-- start Information supplied --
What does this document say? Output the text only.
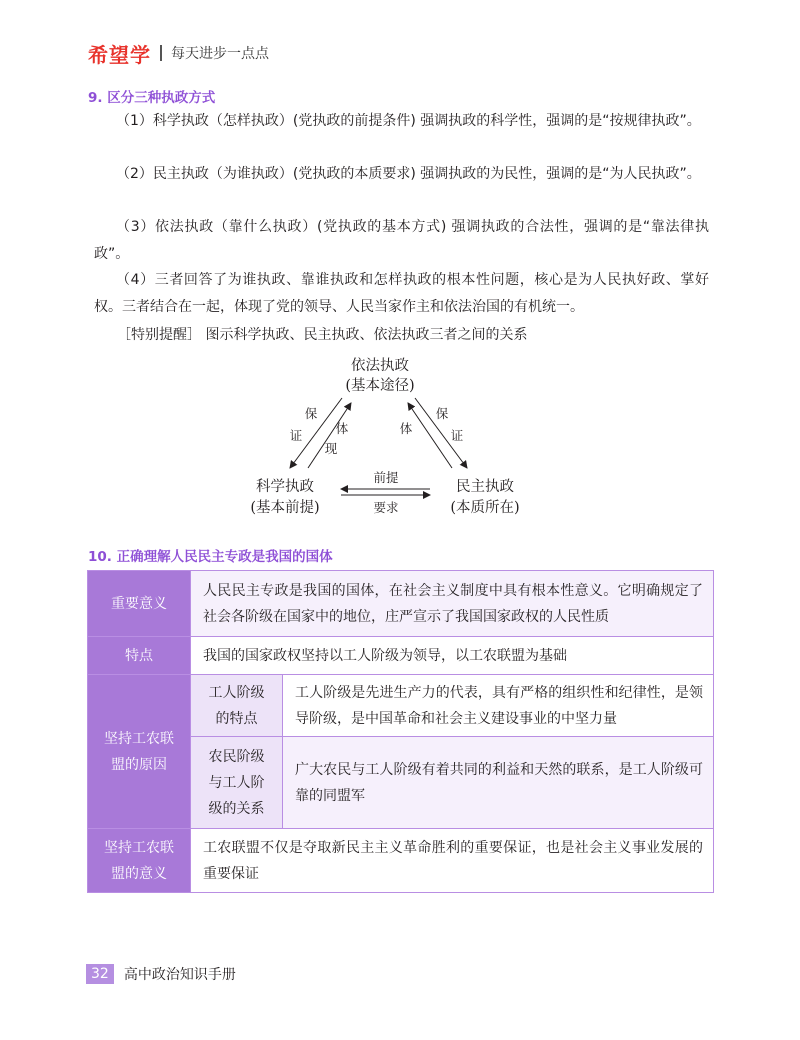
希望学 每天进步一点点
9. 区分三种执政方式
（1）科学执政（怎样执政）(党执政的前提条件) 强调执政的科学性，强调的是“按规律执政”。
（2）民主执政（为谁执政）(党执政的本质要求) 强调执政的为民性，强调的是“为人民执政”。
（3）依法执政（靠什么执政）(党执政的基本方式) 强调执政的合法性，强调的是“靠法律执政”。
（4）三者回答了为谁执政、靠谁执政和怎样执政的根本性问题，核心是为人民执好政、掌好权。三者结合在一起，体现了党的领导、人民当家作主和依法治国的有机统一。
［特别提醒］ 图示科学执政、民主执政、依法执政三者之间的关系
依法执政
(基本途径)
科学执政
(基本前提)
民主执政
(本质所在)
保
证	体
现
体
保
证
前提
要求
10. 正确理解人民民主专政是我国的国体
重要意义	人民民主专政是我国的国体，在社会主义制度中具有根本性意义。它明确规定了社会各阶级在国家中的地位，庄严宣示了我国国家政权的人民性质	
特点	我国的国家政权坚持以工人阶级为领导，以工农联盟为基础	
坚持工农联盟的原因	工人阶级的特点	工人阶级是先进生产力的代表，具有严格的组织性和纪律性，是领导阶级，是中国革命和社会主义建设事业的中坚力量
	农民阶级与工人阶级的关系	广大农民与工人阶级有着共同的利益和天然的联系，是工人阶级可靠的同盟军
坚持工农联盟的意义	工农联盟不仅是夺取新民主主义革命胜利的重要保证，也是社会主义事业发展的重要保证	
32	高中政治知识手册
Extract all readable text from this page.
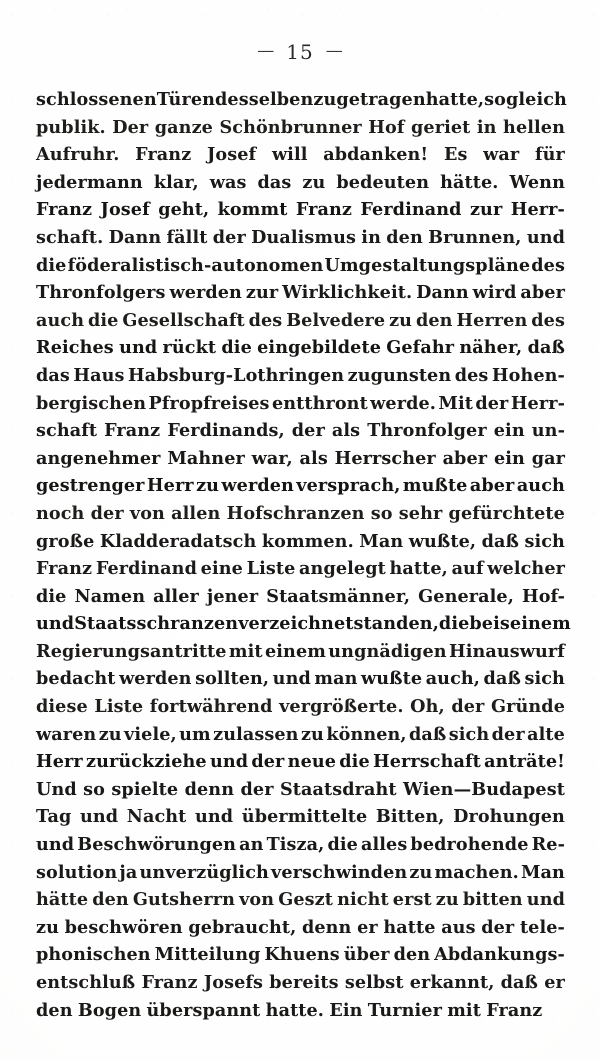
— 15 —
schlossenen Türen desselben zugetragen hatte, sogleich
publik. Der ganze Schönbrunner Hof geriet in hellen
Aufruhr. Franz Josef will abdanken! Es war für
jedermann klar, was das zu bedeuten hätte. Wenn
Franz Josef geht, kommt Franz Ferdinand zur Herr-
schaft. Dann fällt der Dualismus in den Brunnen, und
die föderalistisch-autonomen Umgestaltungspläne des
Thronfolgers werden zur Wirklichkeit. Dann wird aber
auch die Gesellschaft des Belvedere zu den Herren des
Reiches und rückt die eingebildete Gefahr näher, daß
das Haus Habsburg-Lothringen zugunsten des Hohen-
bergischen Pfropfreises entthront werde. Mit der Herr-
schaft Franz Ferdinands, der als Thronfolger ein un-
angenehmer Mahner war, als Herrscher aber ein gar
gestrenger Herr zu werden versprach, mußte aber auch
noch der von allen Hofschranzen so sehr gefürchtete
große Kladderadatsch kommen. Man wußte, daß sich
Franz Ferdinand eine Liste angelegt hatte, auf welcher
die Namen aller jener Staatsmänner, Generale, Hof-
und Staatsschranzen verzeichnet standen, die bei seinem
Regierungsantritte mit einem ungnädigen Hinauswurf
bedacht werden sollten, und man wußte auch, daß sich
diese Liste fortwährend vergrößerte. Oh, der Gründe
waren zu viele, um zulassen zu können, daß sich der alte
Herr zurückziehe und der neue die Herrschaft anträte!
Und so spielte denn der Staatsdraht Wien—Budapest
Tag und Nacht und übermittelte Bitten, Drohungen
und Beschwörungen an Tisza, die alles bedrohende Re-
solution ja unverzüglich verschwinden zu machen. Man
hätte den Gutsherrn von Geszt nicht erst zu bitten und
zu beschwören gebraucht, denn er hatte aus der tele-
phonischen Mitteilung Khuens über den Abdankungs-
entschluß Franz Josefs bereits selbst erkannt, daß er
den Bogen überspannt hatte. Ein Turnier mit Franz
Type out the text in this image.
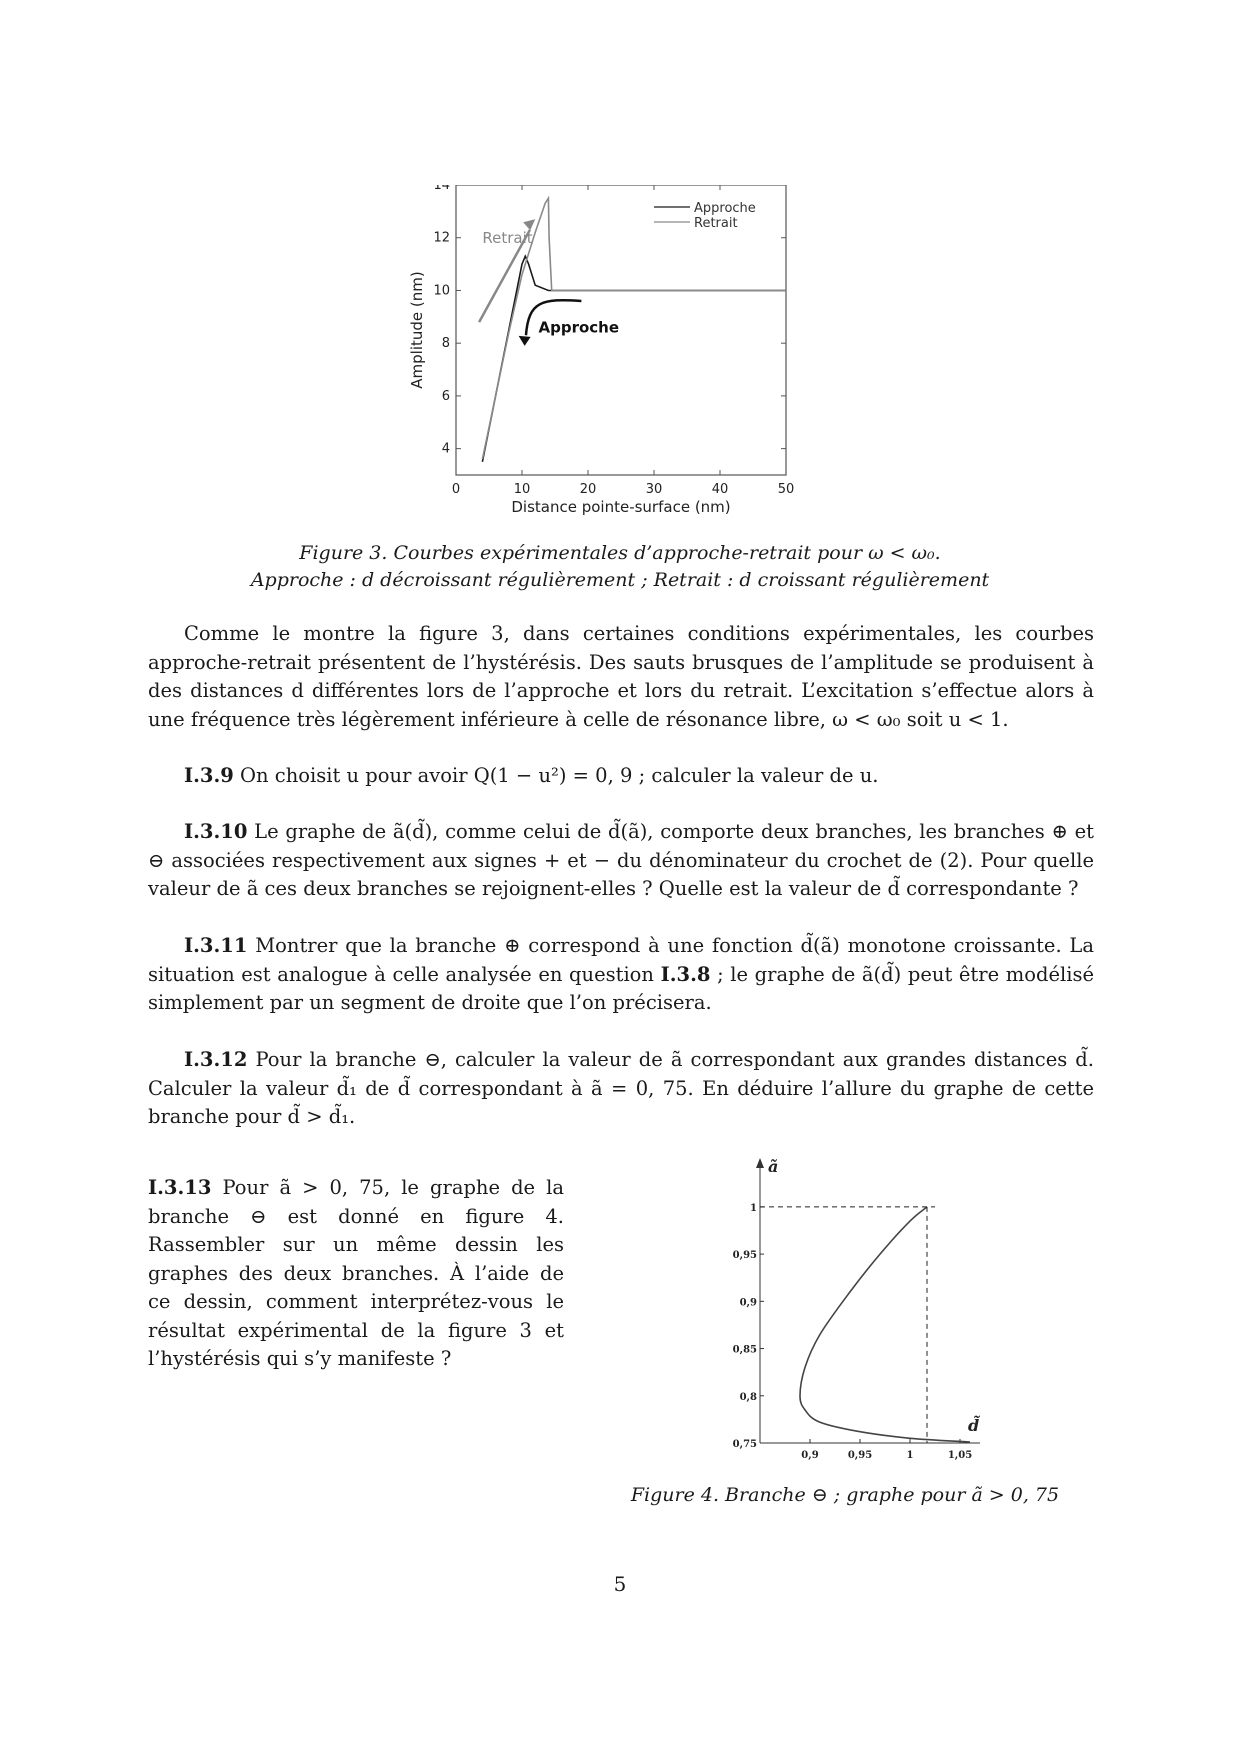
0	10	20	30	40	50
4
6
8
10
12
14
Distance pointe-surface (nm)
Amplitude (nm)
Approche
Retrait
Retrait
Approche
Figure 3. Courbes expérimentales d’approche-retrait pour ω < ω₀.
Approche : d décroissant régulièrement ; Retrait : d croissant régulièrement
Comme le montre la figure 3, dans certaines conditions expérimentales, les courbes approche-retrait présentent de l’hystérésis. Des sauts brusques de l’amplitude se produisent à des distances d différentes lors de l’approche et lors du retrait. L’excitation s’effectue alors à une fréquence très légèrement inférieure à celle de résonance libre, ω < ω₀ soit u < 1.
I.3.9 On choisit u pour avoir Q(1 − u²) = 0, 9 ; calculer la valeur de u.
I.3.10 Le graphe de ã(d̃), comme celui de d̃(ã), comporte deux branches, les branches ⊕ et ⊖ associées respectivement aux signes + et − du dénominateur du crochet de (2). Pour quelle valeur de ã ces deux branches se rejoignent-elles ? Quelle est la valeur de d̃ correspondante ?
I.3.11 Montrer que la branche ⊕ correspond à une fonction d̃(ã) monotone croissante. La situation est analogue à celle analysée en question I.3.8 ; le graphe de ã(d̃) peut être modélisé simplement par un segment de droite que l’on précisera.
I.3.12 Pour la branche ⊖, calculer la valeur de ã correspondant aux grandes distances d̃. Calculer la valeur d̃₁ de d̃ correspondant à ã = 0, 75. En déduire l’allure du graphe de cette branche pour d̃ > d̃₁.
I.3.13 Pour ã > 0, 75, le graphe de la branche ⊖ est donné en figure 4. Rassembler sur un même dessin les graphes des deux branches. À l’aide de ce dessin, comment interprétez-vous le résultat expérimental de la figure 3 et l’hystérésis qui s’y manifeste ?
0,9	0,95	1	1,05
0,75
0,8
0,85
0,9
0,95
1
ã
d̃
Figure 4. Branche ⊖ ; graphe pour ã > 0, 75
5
-- end Information supplied --
Challenge
Extract every line that has the string "graphe" in it.

Output for this task
I.3.10 Le graphe de ã(d̃), comme celui de d̃(ã), comporte deux branches, les branches ⊕ et ⊖ associées respectivement aux signes + et − du dénominateur du crochet de (2). Pour quelle valeur de ã ces deux branches se rejoignent-elles ? Quelle est la valeur de d̃ correspondante ?
I.3.11 Montrer que la branche ⊕ correspond à une fonction d̃(ã) monotone croissante. La situation est analogue à celle analysée en question I.3.8 ; le graphe de ã(d̃) peut être modélisé simplement par un segment de droite que l’on précisera.
I.3.12 Pour la branche ⊖, calculer la valeur de ã correspondant aux grandes distances d̃. Calculer la valeur d̃₁ de d̃ correspondant à ã = 0, 75. En déduire l’allure du graphe de cette branche pour d̃ > d̃₁.
I.3.13 Pour ã > 0, 75, le graphe de la branche ⊖ est donné en figure 4. Rassembler sur un même dessin les graphes des deux branches. À l’aide de ce dessin, comment interprétez-vous le résultat expérimental de la figure 3 et l’hystérésis qui s’y manifeste ?
Figure 4. Branche ⊖ ; graphe pour ã > 0, 75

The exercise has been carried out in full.